╭─ EXERCISE INPUT
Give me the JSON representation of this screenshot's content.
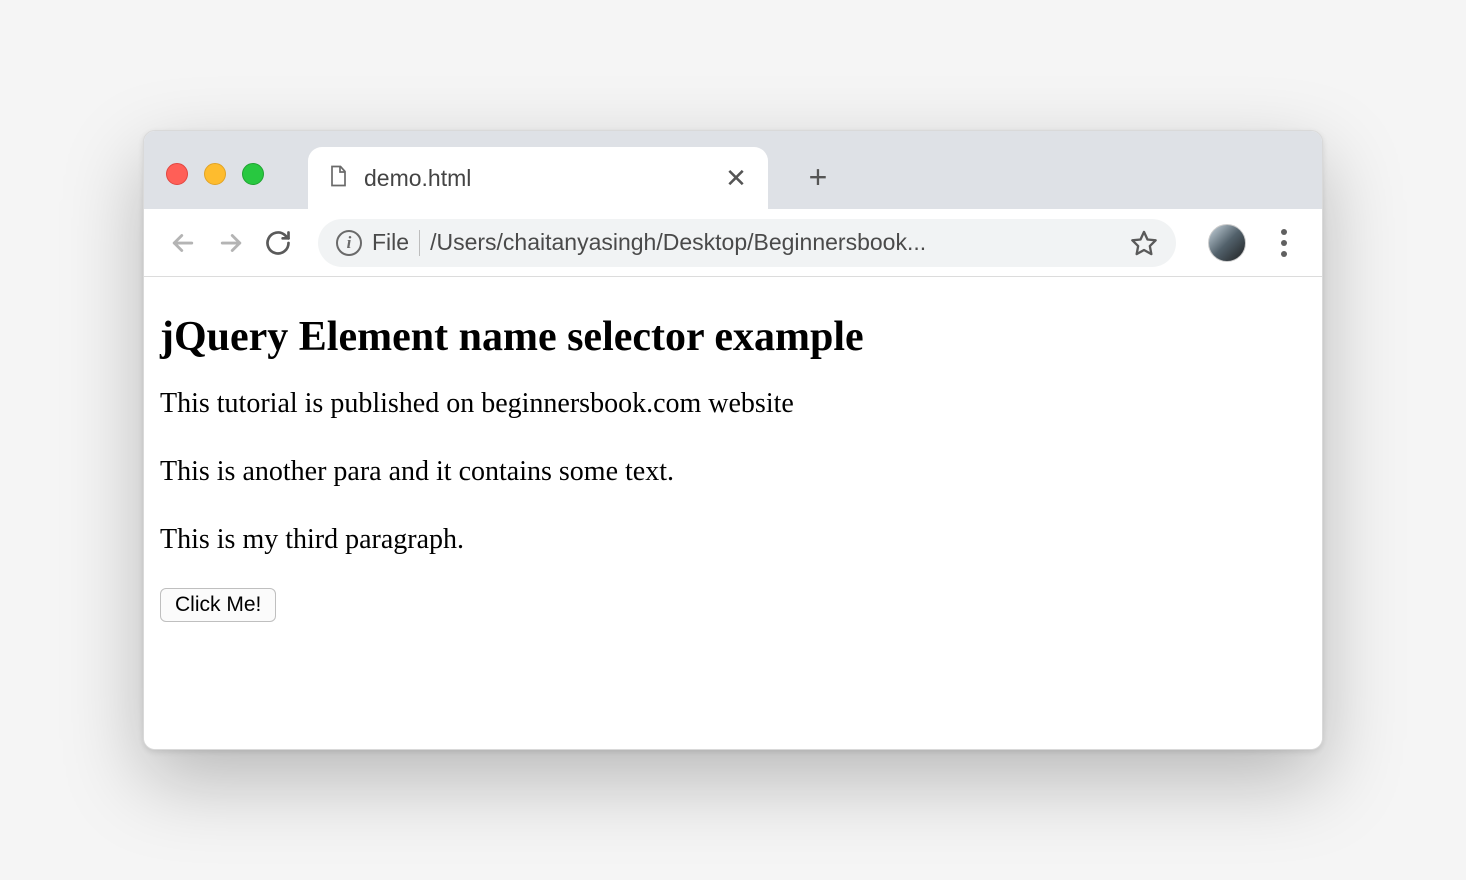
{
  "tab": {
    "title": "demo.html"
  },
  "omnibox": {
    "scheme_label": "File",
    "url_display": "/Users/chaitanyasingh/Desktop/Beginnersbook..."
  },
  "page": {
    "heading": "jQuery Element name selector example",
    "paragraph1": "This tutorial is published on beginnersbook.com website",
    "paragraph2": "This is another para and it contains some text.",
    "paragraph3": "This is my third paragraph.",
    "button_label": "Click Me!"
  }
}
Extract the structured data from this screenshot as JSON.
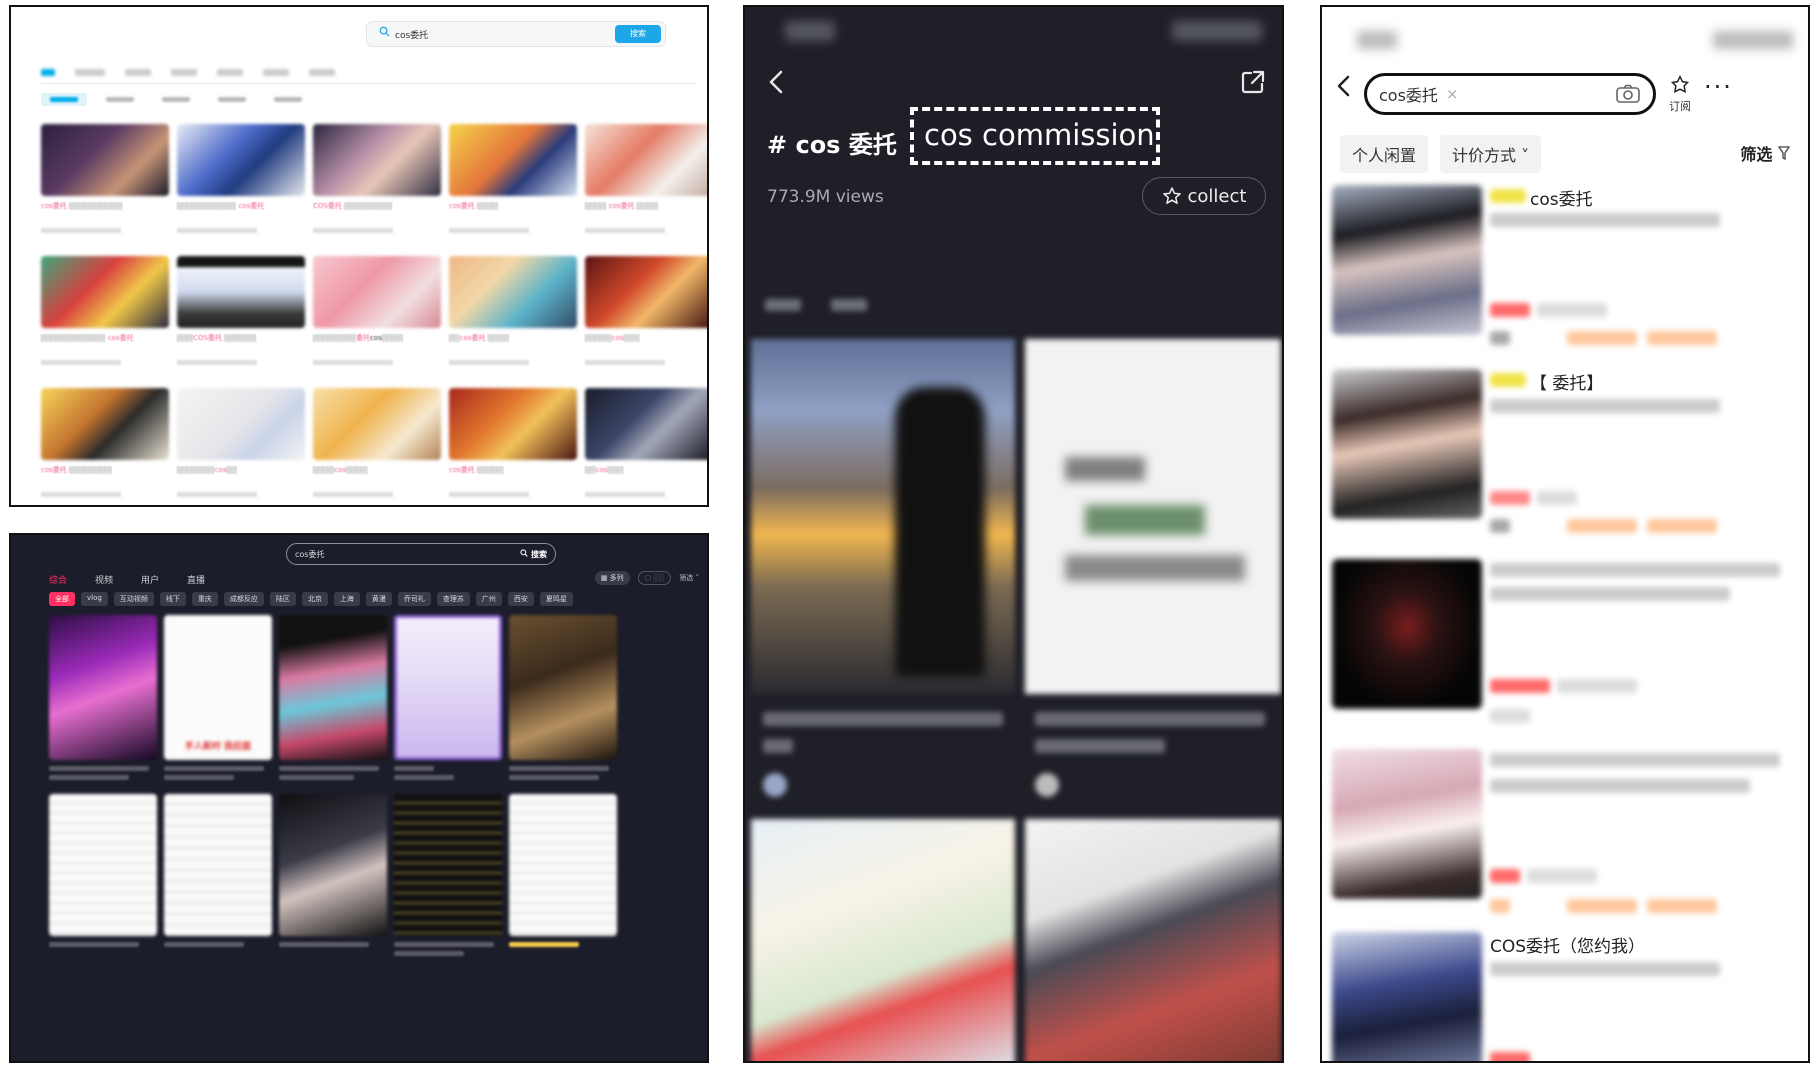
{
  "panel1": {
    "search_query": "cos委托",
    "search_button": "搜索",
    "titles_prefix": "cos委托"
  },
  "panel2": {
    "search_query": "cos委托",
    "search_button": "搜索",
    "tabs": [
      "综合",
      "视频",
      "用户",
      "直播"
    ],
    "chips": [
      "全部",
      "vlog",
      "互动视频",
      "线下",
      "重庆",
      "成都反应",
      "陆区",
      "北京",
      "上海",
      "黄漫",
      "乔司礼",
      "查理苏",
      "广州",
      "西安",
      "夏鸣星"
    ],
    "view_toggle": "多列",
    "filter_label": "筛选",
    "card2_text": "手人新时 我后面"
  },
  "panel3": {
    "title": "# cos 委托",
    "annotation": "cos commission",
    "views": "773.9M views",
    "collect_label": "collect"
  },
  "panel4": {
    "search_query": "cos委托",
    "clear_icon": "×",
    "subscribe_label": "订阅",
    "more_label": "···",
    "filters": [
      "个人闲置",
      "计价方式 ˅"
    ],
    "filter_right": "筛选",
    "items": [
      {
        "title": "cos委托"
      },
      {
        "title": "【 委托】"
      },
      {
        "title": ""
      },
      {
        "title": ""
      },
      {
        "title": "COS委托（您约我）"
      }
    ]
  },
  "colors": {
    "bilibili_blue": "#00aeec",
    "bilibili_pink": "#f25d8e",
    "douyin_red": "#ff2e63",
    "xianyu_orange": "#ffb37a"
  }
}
╰─
*GIVEN PROBLEM*
Restate the whole of the material word for word without the pictures.

*SOLUTION TO THIS EXERCISE*
Give me the JSON representation of this screenshot's content.
{
  "tab": {
    "title": "demo.html"
  },
  "omnibox": {
    "scheme_label": "File",
    "url_display": "/Users/chaitanyasingh/Desktop/Beginnersbook..."
  },
  "page": {
    "heading": "jQuery Element name selector example",
    "paragraph1": "This tutorial is published on beginnersbook.com website",
    "paragraph2": "This is another para and it contains some text.",
    "paragraph3": "This is my third paragraph.",
    "button_label": "Click Me!"
  }
}
Extract the structured data from this screenshot as JSON.
{
  "panel1": {
    "search_query": "cos委托",
    "search_button": "搜索",
    "titles_prefix": "cos委托"
  },
  "panel2": {
    "search_query": "cos委托",
    "search_button": "搜索",
    "tabs": [
      "综合",
      "视频",
      "用户",
      "直播"
    ],
    "chips": [
      "全部",
      "vlog",
      "互动视频",
      "线下",
      "重庆",
      "成都反应",
      "陆区",
      "北京",
      "上海",
      "黄漫",
      "乔司礼",
      "查理苏",
      "广州",
      "西安",
      "夏鸣星"
    ],
    "view_toggle": "多列",
    "filter_label": "筛选",
    "card2_text": "手人新时 我后面"
  },
  "panel3": {
    "title": "# cos 委托",
    "annotation": "cos commission",
    "views": "773.9M views",
    "collect_label": "collect"
  },
  "panel4": {
    "search_query": "cos委托",
    "clear_icon": "×",
    "subscribe_label": "订阅",
    "more_label": "···",
    "filters": [
      "个人闲置",
      "计价方式 ˅"
    ],
    "filter_right": "筛选",
    "items": [
      {
        "title": "cos委托"
      },
      {
        "title": "【 委托】"
      },
      {
        "title": ""
      },
      {
        "title": ""
      },
      {
        "title": "COS委托（您约我）"
      }
    ]
  },
  "colors": {
    "bilibili_blue": "#00aeec",
    "bilibili_pink": "#f25d8e",
    "douyin_red": "#ff2e63",
    "xianyu_orange": "#ffb37a"
  }
}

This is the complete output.